=== Dataset entries ===
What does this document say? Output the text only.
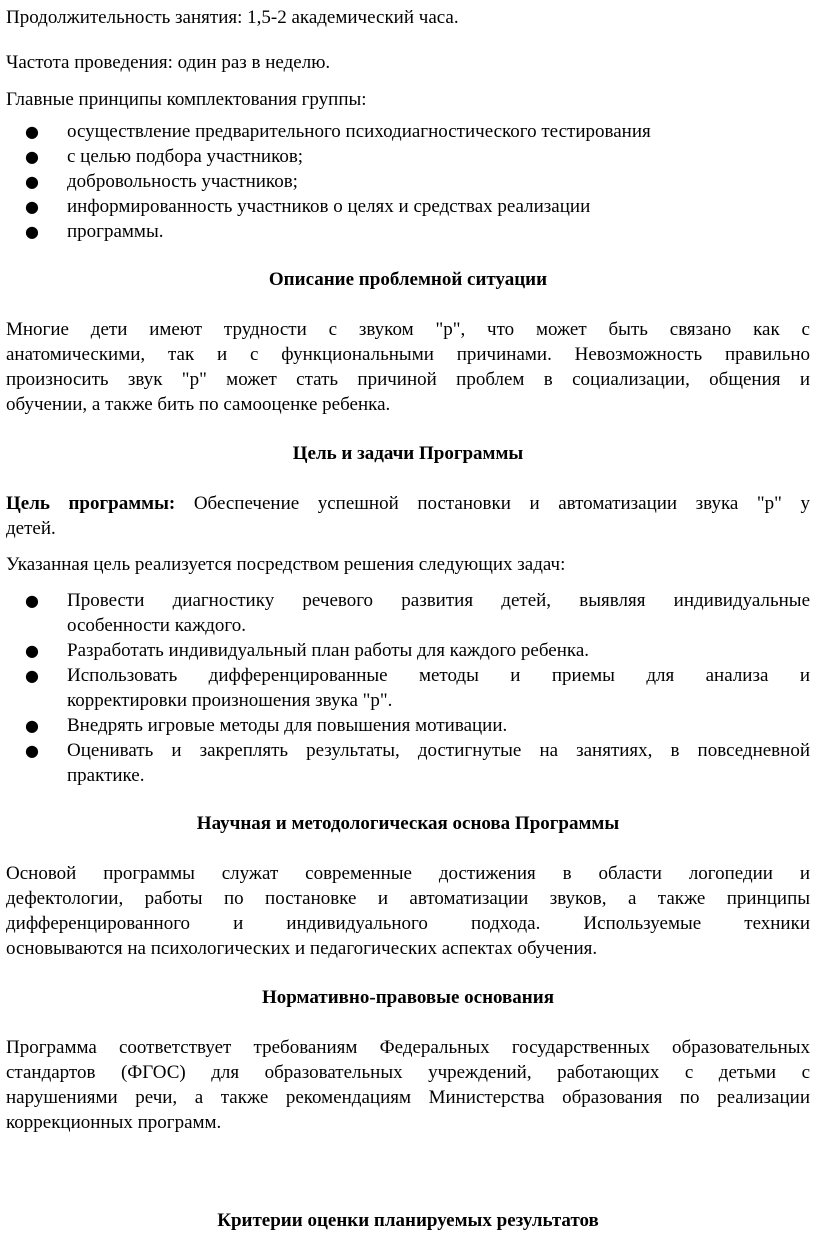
Продолжительность занятия: 1,5-2 академический часа.

Частота проведения: один раз в неделю.

Главные принципы комплектования группы:

● осуществление предварительного психодиагностического тестирования
● с целью подбора участников;
● добровольность участников;
● информированность участников о целях и средствах реализации
● программы.

Описание проблемной ситуации

Многие дети имеют трудности с звуком "р", что может быть связано как с
анатомическими, так и с функциональными причинами. Невозможность правильно
произносить звук "р" может стать причиной проблем в социализации, общения и
обучении, а также бить по самооценке ребенка.

Цель и задачи Программы

Цель программы: Обеспечение успешной постановки и автоматизации звука "р" у
детей.

Указанная цель реализуется посредством решения следующих задач:

● Провести диагностику речевого развития детей, выявляя индивидуальные
особенности каждого.
● Разработать индивидуальный план работы для каждого ребенка.
● Использовать дифференцированные методы и приемы для анализа и
корректировки произношения звука "р".
● Внедрять игровые методы для повышения мотивации.
● Оценивать и закреплять результаты, достигнутые на занятиях, в повседневной
практике.

Научная и методологическая основа Программы

Основой программы служат современные достижения в области логопедии и
дефектологии, работы по постановке и автоматизации звуков, а также принципы
дифференцированного и индивидуального подхода. Используемые техники
основываются на психологических и педагогических аспектах обучения.

Нормативно-правовые основания

Программа соответствует требованиям Федеральных государственных образовательных
стандартов (ФГОС) для образовательных учреждений, работающих с детьми с
нарушениями речи, а также рекомендациям Министерства образования по реализации
коррекционных программ.

Критерии оценки планируемых результатов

=== Objective ===
Using the listing above, list every line in which the string "участников" occurs.

=== The result ===
● с целью подбора участников;
● добровольность участников;
● информированность участников о целях и средствах реализации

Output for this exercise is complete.